**WORK TO DO**
Pick out each line below containing "this".

Data records
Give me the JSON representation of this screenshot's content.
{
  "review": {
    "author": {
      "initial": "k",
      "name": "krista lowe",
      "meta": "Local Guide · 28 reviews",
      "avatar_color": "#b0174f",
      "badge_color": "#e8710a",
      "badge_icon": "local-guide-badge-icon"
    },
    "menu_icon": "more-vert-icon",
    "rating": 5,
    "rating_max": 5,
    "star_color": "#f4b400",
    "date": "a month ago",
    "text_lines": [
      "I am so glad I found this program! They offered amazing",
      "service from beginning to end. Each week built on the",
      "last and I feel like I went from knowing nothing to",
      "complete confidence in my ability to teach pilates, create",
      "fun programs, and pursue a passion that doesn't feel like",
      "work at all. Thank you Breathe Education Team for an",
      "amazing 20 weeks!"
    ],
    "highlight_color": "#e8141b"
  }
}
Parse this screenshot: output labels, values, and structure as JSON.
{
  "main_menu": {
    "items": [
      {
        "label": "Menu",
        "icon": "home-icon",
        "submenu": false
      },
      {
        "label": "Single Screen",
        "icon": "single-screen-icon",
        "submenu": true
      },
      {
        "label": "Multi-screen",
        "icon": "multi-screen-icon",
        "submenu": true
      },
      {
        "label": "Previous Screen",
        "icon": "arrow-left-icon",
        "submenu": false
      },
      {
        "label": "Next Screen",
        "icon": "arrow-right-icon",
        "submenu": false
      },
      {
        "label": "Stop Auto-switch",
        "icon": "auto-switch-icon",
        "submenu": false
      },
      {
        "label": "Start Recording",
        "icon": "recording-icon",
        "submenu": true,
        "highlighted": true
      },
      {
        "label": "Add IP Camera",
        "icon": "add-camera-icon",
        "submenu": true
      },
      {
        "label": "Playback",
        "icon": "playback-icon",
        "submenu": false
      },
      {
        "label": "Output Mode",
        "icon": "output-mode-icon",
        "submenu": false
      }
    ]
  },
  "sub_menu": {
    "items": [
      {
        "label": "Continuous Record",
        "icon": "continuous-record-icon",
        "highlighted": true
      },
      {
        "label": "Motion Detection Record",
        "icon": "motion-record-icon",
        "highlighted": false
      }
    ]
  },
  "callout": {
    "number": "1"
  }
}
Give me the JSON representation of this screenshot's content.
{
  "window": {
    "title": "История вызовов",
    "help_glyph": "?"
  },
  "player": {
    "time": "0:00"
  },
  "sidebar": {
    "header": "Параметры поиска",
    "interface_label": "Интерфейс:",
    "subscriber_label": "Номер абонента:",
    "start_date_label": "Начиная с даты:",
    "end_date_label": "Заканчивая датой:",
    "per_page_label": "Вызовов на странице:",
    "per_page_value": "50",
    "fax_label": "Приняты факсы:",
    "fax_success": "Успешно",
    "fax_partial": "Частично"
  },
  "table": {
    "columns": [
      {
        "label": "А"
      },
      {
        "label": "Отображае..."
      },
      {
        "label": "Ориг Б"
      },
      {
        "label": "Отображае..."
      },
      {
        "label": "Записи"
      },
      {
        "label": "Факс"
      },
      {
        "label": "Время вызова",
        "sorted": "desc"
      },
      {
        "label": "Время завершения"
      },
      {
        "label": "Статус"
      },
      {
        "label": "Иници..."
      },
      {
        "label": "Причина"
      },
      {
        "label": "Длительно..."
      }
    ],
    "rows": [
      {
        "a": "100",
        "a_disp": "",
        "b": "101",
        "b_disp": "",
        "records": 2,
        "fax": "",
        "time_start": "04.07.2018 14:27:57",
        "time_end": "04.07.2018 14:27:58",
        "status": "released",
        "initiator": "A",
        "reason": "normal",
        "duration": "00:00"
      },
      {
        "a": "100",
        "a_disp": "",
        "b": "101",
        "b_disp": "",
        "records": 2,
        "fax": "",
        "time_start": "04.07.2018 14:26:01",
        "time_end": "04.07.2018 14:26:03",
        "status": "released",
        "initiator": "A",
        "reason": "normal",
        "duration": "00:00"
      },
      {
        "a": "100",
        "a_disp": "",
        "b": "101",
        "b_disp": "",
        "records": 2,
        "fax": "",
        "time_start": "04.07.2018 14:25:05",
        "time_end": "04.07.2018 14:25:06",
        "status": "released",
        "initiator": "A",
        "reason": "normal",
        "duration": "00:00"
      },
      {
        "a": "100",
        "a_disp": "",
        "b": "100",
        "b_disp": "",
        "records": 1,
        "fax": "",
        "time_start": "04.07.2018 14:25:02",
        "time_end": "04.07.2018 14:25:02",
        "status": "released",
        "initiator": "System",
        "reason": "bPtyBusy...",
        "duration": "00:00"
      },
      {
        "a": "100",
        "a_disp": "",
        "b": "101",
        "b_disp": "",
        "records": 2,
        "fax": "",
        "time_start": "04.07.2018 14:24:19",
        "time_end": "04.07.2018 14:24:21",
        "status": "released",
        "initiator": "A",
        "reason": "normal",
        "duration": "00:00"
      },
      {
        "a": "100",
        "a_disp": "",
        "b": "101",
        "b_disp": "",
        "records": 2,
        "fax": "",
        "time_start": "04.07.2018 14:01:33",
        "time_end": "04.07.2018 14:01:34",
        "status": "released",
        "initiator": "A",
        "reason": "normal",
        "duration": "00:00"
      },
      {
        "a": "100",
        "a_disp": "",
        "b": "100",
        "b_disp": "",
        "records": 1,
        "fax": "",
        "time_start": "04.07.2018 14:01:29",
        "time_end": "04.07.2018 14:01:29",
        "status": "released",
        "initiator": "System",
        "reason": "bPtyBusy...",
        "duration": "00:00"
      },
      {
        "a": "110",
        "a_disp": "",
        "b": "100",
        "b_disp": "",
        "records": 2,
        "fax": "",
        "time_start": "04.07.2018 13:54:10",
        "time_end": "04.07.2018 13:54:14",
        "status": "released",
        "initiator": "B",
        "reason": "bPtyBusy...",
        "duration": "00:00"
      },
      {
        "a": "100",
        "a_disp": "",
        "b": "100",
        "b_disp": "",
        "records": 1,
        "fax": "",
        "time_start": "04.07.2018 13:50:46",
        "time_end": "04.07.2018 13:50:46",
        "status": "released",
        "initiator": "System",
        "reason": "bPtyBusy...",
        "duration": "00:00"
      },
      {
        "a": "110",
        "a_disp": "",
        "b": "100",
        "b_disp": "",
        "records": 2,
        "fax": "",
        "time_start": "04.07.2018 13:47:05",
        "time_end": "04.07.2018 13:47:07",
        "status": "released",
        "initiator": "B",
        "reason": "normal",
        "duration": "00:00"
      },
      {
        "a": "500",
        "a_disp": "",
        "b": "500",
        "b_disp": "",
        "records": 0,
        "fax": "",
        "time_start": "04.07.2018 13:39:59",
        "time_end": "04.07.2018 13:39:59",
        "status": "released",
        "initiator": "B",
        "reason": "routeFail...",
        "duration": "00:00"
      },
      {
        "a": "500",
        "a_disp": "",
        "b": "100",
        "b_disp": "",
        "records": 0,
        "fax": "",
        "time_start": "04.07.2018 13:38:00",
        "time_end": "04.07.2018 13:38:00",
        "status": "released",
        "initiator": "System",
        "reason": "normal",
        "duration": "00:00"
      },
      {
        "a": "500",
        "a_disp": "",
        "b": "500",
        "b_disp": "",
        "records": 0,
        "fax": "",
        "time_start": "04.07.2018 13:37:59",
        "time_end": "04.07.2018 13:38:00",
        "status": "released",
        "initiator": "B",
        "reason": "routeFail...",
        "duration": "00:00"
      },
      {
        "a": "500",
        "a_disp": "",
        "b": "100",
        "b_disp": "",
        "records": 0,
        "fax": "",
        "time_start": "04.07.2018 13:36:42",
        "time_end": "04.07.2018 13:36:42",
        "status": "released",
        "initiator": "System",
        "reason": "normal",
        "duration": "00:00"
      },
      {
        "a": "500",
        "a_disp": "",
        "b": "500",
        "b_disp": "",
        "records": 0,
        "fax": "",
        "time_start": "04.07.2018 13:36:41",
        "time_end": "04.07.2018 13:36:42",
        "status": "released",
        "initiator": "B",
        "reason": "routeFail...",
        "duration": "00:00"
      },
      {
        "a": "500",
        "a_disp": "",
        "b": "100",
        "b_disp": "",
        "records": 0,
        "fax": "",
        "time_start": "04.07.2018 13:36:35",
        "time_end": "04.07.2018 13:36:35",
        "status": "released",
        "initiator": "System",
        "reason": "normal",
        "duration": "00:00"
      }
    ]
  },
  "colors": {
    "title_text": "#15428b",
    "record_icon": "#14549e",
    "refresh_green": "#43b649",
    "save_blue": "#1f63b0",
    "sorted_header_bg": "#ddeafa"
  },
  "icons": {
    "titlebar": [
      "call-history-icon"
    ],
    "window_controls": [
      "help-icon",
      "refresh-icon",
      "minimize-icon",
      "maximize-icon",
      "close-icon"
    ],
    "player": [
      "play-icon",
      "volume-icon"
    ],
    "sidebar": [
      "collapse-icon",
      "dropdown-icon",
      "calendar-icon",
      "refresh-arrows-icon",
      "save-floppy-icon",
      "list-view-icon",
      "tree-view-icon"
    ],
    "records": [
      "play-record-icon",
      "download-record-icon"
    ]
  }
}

**ANSWER TO THE PROBLEM**
Give me the JSON representation of this screenshot's content.
      "I am so glad I found this program! They offered amazing",
Parse this screenshot: output labels, values, and structure as JSON.
Give me the JSON representation of this screenshot's content.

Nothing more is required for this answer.